# The task
Please reproduce each of the following records verbatim, without changing any character.

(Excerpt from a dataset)
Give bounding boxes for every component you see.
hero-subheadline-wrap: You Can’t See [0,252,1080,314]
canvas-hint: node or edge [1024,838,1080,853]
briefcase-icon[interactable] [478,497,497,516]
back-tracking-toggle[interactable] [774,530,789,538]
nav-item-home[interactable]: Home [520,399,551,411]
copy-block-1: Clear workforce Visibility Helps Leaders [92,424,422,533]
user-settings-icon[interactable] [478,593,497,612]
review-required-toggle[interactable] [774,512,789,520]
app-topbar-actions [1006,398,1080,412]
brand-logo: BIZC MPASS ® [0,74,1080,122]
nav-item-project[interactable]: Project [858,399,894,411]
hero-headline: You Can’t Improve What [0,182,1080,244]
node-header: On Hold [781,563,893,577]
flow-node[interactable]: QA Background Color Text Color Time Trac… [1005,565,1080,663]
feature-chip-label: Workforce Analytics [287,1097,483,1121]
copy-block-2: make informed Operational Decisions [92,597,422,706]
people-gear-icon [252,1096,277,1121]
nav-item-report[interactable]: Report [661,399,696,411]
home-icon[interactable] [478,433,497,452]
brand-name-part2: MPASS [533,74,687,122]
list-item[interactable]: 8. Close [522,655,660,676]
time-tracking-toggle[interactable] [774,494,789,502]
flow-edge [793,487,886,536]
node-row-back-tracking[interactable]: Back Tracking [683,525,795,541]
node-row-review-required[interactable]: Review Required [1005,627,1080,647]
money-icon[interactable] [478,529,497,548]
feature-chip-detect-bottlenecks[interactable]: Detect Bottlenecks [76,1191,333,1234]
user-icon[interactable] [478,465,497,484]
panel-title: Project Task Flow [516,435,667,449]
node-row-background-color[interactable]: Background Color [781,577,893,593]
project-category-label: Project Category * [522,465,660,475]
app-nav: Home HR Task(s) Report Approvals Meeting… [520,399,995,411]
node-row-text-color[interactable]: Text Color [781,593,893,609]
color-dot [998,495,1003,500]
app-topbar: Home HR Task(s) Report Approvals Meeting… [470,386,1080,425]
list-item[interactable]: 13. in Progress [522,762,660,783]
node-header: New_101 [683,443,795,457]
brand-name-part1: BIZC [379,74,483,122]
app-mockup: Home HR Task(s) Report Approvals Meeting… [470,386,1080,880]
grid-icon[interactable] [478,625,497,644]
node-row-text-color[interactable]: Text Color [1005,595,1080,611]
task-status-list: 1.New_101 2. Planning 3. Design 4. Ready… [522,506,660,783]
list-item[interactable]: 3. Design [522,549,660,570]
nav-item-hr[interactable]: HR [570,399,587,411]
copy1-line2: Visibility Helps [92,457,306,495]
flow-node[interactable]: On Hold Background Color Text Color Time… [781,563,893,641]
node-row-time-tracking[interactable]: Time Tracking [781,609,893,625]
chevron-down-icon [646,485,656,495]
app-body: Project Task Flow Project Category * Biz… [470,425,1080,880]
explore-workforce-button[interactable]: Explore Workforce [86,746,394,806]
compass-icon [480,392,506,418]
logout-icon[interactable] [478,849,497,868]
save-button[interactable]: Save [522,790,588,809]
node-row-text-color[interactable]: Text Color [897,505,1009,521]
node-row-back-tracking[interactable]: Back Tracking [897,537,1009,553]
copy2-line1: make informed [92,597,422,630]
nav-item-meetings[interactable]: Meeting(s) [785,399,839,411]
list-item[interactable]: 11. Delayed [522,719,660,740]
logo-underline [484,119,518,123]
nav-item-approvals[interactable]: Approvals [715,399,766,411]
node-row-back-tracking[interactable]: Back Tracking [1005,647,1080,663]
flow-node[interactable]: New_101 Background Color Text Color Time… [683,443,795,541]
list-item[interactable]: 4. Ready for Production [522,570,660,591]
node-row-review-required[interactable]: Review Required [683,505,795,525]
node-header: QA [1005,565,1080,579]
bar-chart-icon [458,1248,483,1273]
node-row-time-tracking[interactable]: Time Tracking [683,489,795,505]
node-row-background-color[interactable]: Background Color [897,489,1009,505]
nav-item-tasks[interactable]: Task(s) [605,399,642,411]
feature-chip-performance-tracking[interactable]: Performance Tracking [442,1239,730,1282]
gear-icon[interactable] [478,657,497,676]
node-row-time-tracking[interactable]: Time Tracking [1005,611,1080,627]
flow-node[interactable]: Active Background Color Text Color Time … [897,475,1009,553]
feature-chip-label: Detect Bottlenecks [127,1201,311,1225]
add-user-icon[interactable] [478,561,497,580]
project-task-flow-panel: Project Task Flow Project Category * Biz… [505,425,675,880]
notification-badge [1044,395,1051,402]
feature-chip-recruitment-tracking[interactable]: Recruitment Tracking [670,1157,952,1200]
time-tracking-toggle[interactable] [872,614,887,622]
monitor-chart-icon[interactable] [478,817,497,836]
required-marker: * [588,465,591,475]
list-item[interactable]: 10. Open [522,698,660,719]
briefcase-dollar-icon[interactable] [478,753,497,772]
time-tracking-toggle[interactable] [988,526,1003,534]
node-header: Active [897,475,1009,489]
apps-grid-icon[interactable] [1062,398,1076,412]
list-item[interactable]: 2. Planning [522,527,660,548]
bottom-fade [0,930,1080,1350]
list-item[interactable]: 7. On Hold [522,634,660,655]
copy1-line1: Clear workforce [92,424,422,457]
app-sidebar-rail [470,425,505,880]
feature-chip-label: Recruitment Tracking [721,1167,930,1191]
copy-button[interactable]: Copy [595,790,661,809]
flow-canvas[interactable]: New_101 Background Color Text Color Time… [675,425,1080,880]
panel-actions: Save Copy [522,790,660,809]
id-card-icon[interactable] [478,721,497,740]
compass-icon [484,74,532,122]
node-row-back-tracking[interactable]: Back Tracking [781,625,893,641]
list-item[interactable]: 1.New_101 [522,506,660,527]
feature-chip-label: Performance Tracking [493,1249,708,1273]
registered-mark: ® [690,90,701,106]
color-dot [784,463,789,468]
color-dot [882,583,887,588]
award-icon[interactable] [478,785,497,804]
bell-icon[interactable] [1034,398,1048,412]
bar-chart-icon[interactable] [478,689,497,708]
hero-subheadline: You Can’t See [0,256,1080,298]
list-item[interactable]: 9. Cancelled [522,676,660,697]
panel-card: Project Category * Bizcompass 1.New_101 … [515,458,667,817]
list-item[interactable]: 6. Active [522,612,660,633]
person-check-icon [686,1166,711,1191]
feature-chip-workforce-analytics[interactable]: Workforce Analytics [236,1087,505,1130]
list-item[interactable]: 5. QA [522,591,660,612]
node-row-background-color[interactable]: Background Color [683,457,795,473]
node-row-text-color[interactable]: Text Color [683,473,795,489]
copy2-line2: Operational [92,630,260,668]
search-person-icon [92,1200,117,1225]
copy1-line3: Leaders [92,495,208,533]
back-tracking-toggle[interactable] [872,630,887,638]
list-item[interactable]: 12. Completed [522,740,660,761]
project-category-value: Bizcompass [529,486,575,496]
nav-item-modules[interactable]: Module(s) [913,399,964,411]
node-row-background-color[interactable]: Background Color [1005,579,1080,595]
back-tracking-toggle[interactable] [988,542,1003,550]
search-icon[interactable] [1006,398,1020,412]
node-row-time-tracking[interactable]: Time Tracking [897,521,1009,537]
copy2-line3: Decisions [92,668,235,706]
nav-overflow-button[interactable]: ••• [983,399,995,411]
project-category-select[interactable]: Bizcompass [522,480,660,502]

# Problem solution
Give bounding boxes for every component you see.
hero-subheadline-wrap: You Can’t See [0,252,1080,314]
canvas-hint: node or edge [1024,838,1080,853]
briefcase-icon[interactable] [478,497,497,516]
back-tracking-toggle[interactable] [774,530,789,538]
nav-item-home[interactable]: Home [520,399,551,411]
copy-block-1: Clear workforce Visibility Helps Leaders [92,424,422,533]
user-settings-icon[interactable] [478,593,497,612]
review-required-toggle[interactable] [774,512,789,520]
app-topbar-actions [1006,398,1080,412]
brand-logo: BIZC MPASS ® [0,74,1080,122]
nav-item-project[interactable]: Project [858,399,894,411]
hero-headline: You Can’t Improve What [0,182,1080,244]
node-header: On Hold [781,563,893,577]
flow-node[interactable]: QA Background Color Text Color Time Trac… [1005,565,1080,663]
feature-chip-label: Workforce Analytics [287,1097,483,1121]
copy-block-2: make informed Operational Decisions [92,597,422,706]
people-gear-icon [252,1096,277,1121]
nav-item-report[interactable]: Report [661,399,696,411]
home-icon[interactable] [478,433,497,452]
brand-name-part2: MPASS [533,74,687,122]
list-item[interactable]: 8. Close [522,655,660,676]
time-tracking-toggle[interactable] [774,494,789,502]
flow-edge [793,487,886,536]
node-row-back-tracking[interactable]: Back Tracking [683,525,795,541]
node-row-review-required[interactable]: Review Required [1005,627,1080,647]
money-icon[interactable] [478,529,497,548]
feature-chip-detect-bottlenecks[interactable]: Detect Bottlenecks [76,1191,333,1234]
user-icon[interactable] [478,465,497,484]
panel-title: Project Task Flow [516,435,667,449]
node-row-background-color[interactable]: Background Color [781,577,893,593]
project-category-label: Project Category * [522,465,660,475]
app-nav: Home HR Task(s) Report Approvals Meeting… [520,399,995,411]
node-row-text-color[interactable]: Text Color [781,593,893,609]
color-dot [998,495,1003,500]
app-topbar: Home HR Task(s) Report Approvals Meeting… [470,386,1080,425]
list-item[interactable]: 13. in Progress [522,762,660,783]
node-header: New_101 [683,443,795,457]
brand-name-part1: BIZC [379,74,483,122]
app-mockup: Home HR Task(s) Report Approvals Meeting… [470,386,1080,880]
grid-icon[interactable] [478,625,497,644]
node-row-text-color[interactable]: Text Color [1005,595,1080,611]
task-status-list: 1.New_101 2. Planning 3. Design 4. Ready… [522,506,660,783]
list-item[interactable]: 3. Design [522,549,660,570]
nav-item-hr[interactable]: HR [570,399,587,411]
copy1-line2: Visibility Helps [92,457,306,495]
flow-node[interactable]: On Hold Background Color Text Color Time… [781,563,893,641]
node-row-time-tracking[interactable]: Time Tracking [781,609,893,625]
chevron-down-icon [646,485,656,495]
app-body: Project Task Flow Project Category * Biz… [470,425,1080,880]
explore-workforce-button[interactable]: Explore Workforce [86,746,394,806]
compass-icon [480,392,506,418]
logout-icon[interactable] [478,849,497,868]
save-button[interactable]: Save [522,790,588,809]
node-row-text-color[interactable]: Text Color [897,505,1009,521]
node-row-back-tracking[interactable]: Back Tracking [897,537,1009,553]
copy2-line1: make informed [92,597,422,630]
nav-item-meetings[interactable]: Meeting(s) [785,399,839,411]
list-item[interactable]: 11. Delayed [522,719,660,740]
logo-underline [484,119,518,123]
nav-item-approvals[interactable]: Approvals [715,399,766,411]
node-row-back-tracking[interactable]: Back Tracking [1005,647,1080,663]
flow-node[interactable]: New_101 Background Color Text Color Time… [683,443,795,541]
list-item[interactable]: 4. Ready for Production [522,570,660,591]
node-row-review-required[interactable]: Review Required [683,505,795,525]
node-header: QA [1005,565,1080,579]
bar-chart-icon [458,1248,483,1273]
node-row-time-tracking[interactable]: Time Tracking [683,489,795,505]
node-row-background-color[interactable]: Background Color [897,489,1009,505]
nav-item-tasks[interactable]: Task(s) [605,399,642,411]
feature-chip-performance-tracking[interactable]: Performance Tracking [442,1239,730,1282]
gear-icon[interactable] [478,657,497,676]
node-row-time-tracking[interactable]: Time Tracking [1005,611,1080,627]
flow-node[interactable]: Active Background Color Text Color Time … [897,475,1009,553]
feature-chip-label: Detect Bottlenecks [127,1201,311,1225]
add-user-icon[interactable] [478,561,497,580]
project-task-flow-panel: Project Task Flow Project Category * Biz… [505,425,675,880]
notification-badge [1044,395,1051,402]
feature-chip-recruitment-tracking[interactable]: Recruitment Tracking [670,1157,952,1200]
time-tracking-toggle[interactable] [872,614,887,622]
monitor-chart-icon[interactable] [478,817,497,836]
required-marker: * [588,465,591,475]
list-item[interactable]: 10. Open [522,698,660,719]
briefcase-dollar-icon[interactable] [478,753,497,772]
time-tracking-toggle[interactable] [988,526,1003,534]
node-header: Active [897,475,1009,489]
apps-grid-icon[interactable] [1062,398,1076,412]
list-item[interactable]: 2. Planning [522,527,660,548]
bottom-fade [0,930,1080,1350]
list-item[interactable]: 7. On Hold [522,634,660,655]
copy1-line1: Clear workforce [92,424,422,457]
app-sidebar-rail [470,425,505,880]
feature-chip-label: Recruitment Tracking [721,1167,930,1191]
copy-button[interactable]: Copy [595,790,661,809]
flow-canvas[interactable]: New_101 Background Color Text Color Time… [675,425,1080,880]
panel-actions: Save Copy [522,790,660,809]
id-card-icon[interactable] [478,721,497,740]
compass-icon [484,74,532,122]
node-row-back-tracking[interactable]: Back Tracking [781,625,893,641]
list-item[interactable]: 1.New_101 [522,506,660,527]
feature-chip-label: Performance Tracking [493,1249,708,1273]
registered-mark: ® [690,90,701,106]
color-dot [784,463,789,468]
color-dot [882,583,887,588]
award-icon[interactable] [478,785,497,804]
bell-icon[interactable] [1034,398,1048,412]
bar-chart-icon[interactable] [478,689,497,708]
hero-subheadline: You Can’t See [0,256,1080,298]
list-item[interactable]: 9. Cancelled [522,676,660,697]
panel-card: Project Category * Bizcompass 1.New_101 … [515,458,667,817]
list-item[interactable]: 6. Active [522,612,660,633]
person-check-icon [686,1166,711,1191]
feature-chip-workforce-analytics[interactable]: Workforce Analytics [236,1087,505,1130]
list-item[interactable]: 5. QA [522,591,660,612]
node-row-background-color[interactable]: Background Color [683,457,795,473]
node-row-text-color[interactable]: Text Color [683,473,795,489]
copy2-line2: Operational [92,630,260,668]
search-person-icon [92,1200,117,1225]
copy1-line3: Leaders [92,495,208,533]
back-tracking-toggle[interactable] [872,630,887,638]
list-item[interactable]: 12. Completed [522,740,660,761]
project-category-value: Bizcompass [529,486,575,496]
nav-item-modules[interactable]: Module(s) [913,399,964,411]
node-row-background-color[interactable]: Background Color [1005,579,1080,595]
back-tracking-toggle[interactable] [988,542,1003,550]
search-icon[interactable] [1006,398,1020,412]
node-row-time-tracking[interactable]: Time Tracking [897,521,1009,537]
copy2-line3: Decisions [92,668,235,706]
nav-overflow-button[interactable]: ••• [983,399,995,411]
project-category-select[interactable]: Bizcompass [522,480,660,502]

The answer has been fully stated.